WHAT YOU SHOULD DO
Repeat each line of the material exactly.

Excerpt from a dataset

+===+

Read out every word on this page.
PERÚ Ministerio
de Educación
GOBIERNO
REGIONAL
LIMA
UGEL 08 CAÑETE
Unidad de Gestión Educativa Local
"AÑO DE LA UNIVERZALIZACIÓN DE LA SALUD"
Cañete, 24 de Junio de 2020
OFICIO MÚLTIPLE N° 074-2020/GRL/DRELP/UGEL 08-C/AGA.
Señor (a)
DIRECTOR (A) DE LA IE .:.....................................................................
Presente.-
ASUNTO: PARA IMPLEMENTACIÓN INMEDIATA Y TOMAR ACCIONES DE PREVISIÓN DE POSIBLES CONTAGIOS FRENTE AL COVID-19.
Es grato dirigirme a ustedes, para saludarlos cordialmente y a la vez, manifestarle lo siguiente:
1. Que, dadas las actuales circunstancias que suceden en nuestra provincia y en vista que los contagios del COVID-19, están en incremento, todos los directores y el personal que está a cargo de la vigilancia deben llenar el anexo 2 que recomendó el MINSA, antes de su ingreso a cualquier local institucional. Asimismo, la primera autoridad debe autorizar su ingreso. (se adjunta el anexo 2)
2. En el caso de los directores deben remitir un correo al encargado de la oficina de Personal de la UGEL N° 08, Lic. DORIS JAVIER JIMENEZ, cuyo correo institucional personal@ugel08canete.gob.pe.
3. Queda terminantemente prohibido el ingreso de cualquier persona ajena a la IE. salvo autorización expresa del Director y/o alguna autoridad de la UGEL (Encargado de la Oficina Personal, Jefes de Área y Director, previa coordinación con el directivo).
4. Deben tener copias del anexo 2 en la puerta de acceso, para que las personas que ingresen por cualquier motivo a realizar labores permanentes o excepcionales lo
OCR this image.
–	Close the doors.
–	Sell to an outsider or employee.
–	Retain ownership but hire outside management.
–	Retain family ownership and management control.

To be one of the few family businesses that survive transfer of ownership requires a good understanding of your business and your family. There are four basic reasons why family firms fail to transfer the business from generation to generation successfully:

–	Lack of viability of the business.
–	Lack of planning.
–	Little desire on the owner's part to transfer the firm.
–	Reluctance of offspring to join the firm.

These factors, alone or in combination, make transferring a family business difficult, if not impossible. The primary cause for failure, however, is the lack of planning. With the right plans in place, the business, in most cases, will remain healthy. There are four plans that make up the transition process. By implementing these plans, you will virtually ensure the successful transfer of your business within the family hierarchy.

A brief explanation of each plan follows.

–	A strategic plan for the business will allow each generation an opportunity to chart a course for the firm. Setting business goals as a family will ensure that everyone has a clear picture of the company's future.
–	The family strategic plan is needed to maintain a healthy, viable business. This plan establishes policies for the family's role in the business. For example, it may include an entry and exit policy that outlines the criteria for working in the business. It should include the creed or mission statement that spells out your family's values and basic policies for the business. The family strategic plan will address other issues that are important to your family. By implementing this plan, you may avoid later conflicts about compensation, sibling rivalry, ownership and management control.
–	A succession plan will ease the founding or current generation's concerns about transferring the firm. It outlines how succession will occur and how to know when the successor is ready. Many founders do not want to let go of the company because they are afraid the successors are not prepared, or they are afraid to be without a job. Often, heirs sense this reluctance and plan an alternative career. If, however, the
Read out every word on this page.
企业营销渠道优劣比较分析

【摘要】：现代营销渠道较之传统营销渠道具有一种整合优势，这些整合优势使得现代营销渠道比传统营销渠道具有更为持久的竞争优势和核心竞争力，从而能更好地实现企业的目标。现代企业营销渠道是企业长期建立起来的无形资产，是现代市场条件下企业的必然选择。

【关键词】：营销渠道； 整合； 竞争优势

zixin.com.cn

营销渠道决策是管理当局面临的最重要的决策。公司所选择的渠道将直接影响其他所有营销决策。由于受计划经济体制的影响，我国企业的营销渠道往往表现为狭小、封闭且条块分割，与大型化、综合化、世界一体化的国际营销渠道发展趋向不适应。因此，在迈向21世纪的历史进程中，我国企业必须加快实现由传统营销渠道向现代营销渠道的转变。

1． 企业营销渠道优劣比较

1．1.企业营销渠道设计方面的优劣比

+===+

OUTPUT OF THE EXERCISE
Read out every word on this page.
PERÚ Ministerio
de Educación
GOBIERNO
REGIONAL
LIMA
UGEL 08 CAÑETE
Unidad de Gestión Educativa Local
"AÑO DE LA UNIVERZALIZACIÓN DE LA SALUD"
Cañete, 24 de Junio de 2020
OFICIO MÚLTIPLE N° 074-2020/GRL/DRELP/UGEL 08-C/AGA.
Señor (a)
DIRECTOR (A) DE LA IE .:.....................................................................
Presente.-
ASUNTO: PARA IMPLEMENTACIÓN INMEDIATA Y TOMAR ACCIONES DE PREVISIÓN DE POSIBLES CONTAGIOS FRENTE AL COVID-19.
Es grato dirigirme a ustedes, para saludarlos cordialmente y a la vez, manifestarle lo siguiente:
1. Que, dadas las actuales circunstancias que suceden en nuestra provincia y en vista que los contagios del COVID-19, están en incremento, todos los directores y el personal que está a cargo de la vigilancia deben llenar el anexo 2 que recomendó el MINSA, antes de su ingreso a cualquier local institucional. Asimismo, la primera autoridad debe autorizar su ingreso. (se adjunta el anexo 2)
2. En el caso de los directores deben remitir un correo al encargado de la oficina de Personal de la UGEL N° 08, Lic. DORIS JAVIER JIMENEZ, cuyo correo institucional personal@ugel08canete.gob.pe.
3. Queda terminantemente prohibido el ingreso de cualquier persona ajena a la IE. salvo autorización expresa del Director y/o alguna autoridad de la UGEL (Encargado de la Oficina Personal, Jefes de Área y Director, previa coordinación con el directivo).
4. Deben tener copias del anexo 2 en la puerta de acceso, para que las personas que ingresen por cualquier motivo a realizar labores permanentes o excepcionales lo
OCR this image.
–	Close the doors.
–	Sell to an outsider or employee.
–	Retain ownership but hire outside management.
–	Retain family ownership and management control.

To be one of the few family businesses that survive transfer of ownership requires a good understanding of your business and your family. There are four basic reasons why family firms fail to transfer the business from generation to generation successfully:

–	Lack of viability of the business.
–	Lack of planning.
–	Little desire on the owner's part to transfer the firm.
–	Reluctance of offspring to join the firm.

These factors, alone or in combination, make transferring a family business difficult, if not impossible. The primary cause for failure, however, is the lack of planning. With the right plans in place, the business, in most cases, will remain healthy. There are four plans that make up the transition process. By implementing these plans, you will virtually ensure the successful transfer of your business within the family hierarchy.

A brief explanation of each plan follows.

–	A strategic plan for the business will allow each generation an opportunity to chart a course for the firm. Setting business goals as a family will ensure that everyone has a clear picture of the company's future.
–	The family strategic plan is needed to maintain a healthy, viable business. This plan establishes policies for the family's role in the business. For example, it may include an entry and exit policy that outlines the criteria for working in the business. It should include the creed or mission statement that spells out your family's values and basic policies for the business. The family strategic plan will address other issues that are important to your family. By implementing this plan, you may avoid later conflicts about compensation, sibling rivalry, ownership and management control.
–	A succession plan will ease the founding or current generation's concerns about transferring the firm. It outlines how succession will occur and how to know when the successor is ready. Many founders do not want to let go of the company because they are afraid the successors are not prepared, or they are afraid to be without a job. Often, heirs sense this reluctance and plan an alternative career. If, however, the
Read out every word on this page.
企业营销渠道优劣比较分析

【摘要】：现代营销渠道较之传统营销渠道具有一种整合优势，这些整合优势使得现代营销渠道比传统营销渠道具有更为持久的竞争优势和核心竞争力，从而能更好地实现企业的目标。现代企业营销渠道是企业长期建立起来的无形资产，是现代市场条件下企业的必然选择。

【关键词】：营销渠道； 整合； 竞争优势

zixin.com.cn

营销渠道决策是管理当局面临的最重要的决策。公司所选择的渠道将直接影响其他所有营销决策。由于受计划经济体制的影响，我国企业的营销渠道往往表现为狭小、封闭且条块分割，与大型化、综合化、世界一体化的国际营销渠道发展趋向不适应。因此，在迈向21世纪的历史进程中，我国企业必须加快实现由传统营销渠道向现代营销渠道的转变。

1． 企业营销渠道优劣比较

1．1.企业营销渠道设计方面的优劣比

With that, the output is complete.